Written task: Your task is to locate every line holding the string "JSON" and to copy each of them.

++++++++++

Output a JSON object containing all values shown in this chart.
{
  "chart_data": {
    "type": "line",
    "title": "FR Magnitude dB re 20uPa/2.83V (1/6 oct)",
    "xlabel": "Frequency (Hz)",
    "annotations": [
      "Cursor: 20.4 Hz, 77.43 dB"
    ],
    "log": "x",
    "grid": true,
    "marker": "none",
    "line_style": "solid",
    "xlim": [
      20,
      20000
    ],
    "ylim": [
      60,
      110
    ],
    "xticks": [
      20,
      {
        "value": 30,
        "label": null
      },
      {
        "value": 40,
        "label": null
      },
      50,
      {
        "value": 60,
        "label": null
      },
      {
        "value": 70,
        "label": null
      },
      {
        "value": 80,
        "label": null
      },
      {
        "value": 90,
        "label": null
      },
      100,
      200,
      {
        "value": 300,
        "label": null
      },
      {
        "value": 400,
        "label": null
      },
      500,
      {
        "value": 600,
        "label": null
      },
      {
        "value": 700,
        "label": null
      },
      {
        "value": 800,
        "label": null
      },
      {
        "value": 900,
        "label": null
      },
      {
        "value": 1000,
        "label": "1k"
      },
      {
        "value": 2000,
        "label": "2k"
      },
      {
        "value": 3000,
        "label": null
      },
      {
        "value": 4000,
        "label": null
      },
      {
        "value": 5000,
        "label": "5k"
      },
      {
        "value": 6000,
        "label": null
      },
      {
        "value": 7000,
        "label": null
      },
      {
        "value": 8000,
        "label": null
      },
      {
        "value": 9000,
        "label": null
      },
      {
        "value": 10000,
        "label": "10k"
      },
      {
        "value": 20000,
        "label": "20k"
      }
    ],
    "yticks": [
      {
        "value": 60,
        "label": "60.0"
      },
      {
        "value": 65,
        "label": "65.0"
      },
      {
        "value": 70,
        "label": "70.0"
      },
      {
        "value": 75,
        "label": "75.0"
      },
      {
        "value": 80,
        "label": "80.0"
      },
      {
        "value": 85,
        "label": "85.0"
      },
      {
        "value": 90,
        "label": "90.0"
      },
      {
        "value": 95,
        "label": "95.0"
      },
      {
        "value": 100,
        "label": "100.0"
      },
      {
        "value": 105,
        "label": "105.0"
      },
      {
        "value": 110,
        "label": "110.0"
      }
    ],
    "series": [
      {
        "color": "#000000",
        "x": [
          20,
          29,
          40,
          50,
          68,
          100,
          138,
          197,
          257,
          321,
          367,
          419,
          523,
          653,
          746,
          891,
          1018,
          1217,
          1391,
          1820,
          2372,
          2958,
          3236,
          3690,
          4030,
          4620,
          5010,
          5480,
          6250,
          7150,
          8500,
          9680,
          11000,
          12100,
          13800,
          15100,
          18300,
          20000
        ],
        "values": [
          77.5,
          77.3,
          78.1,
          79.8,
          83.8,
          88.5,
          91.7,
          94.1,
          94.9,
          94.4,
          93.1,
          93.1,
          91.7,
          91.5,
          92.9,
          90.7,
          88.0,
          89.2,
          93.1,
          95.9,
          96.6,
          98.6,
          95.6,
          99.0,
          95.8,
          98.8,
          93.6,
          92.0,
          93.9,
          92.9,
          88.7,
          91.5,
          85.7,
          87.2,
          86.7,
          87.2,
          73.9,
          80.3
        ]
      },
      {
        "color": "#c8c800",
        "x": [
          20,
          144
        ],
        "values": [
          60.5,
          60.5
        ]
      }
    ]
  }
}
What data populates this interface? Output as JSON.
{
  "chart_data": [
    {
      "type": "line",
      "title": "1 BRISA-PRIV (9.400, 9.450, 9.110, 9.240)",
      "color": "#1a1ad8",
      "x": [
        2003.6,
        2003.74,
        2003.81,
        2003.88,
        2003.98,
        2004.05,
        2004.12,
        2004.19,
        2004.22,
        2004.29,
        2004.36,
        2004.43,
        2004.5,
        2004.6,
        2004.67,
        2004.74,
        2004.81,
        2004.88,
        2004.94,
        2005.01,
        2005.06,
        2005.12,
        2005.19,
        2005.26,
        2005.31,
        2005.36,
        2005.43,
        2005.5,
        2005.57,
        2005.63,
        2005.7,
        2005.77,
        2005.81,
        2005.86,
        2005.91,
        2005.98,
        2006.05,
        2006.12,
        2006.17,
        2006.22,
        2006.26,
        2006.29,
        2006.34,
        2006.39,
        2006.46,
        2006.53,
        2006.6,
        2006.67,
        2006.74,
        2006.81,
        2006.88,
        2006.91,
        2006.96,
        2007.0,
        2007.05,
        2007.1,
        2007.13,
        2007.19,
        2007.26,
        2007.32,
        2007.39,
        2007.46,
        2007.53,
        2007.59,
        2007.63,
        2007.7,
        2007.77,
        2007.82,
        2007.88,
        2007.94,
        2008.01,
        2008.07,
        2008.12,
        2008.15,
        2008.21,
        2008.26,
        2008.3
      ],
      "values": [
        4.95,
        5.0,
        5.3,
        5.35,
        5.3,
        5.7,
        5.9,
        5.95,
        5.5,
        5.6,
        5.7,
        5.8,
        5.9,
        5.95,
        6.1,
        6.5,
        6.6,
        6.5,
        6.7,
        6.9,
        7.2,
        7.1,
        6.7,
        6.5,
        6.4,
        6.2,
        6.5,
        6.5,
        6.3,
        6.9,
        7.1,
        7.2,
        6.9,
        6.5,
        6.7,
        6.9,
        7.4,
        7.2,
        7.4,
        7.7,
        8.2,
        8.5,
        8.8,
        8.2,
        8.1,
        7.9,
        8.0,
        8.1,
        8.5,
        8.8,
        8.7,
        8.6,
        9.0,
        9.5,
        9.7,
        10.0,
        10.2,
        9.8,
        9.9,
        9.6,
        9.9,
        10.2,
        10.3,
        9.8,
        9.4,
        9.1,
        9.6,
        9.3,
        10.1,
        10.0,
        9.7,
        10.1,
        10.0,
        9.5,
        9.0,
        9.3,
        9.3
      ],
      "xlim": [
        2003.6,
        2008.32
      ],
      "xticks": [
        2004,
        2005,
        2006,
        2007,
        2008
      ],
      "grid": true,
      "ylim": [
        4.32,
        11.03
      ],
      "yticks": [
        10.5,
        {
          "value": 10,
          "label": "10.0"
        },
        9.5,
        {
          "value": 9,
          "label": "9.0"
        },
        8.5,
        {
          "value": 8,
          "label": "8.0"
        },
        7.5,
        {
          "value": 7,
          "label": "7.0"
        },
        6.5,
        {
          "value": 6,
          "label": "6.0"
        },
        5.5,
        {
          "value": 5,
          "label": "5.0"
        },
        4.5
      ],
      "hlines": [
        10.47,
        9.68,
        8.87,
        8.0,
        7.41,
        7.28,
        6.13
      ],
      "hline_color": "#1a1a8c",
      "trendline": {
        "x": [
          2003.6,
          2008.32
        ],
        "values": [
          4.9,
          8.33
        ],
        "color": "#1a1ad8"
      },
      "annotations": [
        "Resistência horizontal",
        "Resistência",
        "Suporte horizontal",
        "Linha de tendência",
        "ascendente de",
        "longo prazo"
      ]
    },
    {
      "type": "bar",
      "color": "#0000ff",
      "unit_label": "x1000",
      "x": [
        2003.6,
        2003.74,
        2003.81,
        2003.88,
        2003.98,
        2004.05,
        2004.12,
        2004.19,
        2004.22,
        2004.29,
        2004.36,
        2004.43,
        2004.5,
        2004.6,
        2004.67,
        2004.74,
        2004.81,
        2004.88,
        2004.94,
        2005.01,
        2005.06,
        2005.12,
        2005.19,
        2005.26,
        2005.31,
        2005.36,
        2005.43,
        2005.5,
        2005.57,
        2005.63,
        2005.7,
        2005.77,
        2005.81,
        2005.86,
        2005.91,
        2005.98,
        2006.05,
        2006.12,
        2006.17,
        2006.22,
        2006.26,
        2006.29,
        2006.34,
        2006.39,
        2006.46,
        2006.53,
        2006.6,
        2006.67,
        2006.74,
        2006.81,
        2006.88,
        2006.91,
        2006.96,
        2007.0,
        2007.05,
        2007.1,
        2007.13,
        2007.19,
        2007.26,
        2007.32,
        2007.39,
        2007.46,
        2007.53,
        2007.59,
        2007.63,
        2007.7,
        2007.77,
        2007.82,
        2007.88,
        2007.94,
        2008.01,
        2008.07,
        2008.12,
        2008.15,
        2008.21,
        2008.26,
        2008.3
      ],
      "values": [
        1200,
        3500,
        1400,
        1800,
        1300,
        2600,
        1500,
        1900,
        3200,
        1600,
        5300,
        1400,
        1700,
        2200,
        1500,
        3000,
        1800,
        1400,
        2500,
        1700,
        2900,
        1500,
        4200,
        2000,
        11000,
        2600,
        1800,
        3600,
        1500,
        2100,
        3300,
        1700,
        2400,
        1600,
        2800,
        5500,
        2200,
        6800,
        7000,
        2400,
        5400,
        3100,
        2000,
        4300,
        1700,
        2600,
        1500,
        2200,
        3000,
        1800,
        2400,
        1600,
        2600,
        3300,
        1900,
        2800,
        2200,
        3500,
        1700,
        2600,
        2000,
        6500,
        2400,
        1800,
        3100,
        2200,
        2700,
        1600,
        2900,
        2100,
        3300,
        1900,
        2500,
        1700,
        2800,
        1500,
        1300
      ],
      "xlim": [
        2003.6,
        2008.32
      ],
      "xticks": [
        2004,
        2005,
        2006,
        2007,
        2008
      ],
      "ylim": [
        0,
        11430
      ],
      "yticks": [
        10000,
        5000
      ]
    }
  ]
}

++++++++++

Result:
Output a JSON object containing all values shown in this chart.
What data populates this interface? Output as JSON.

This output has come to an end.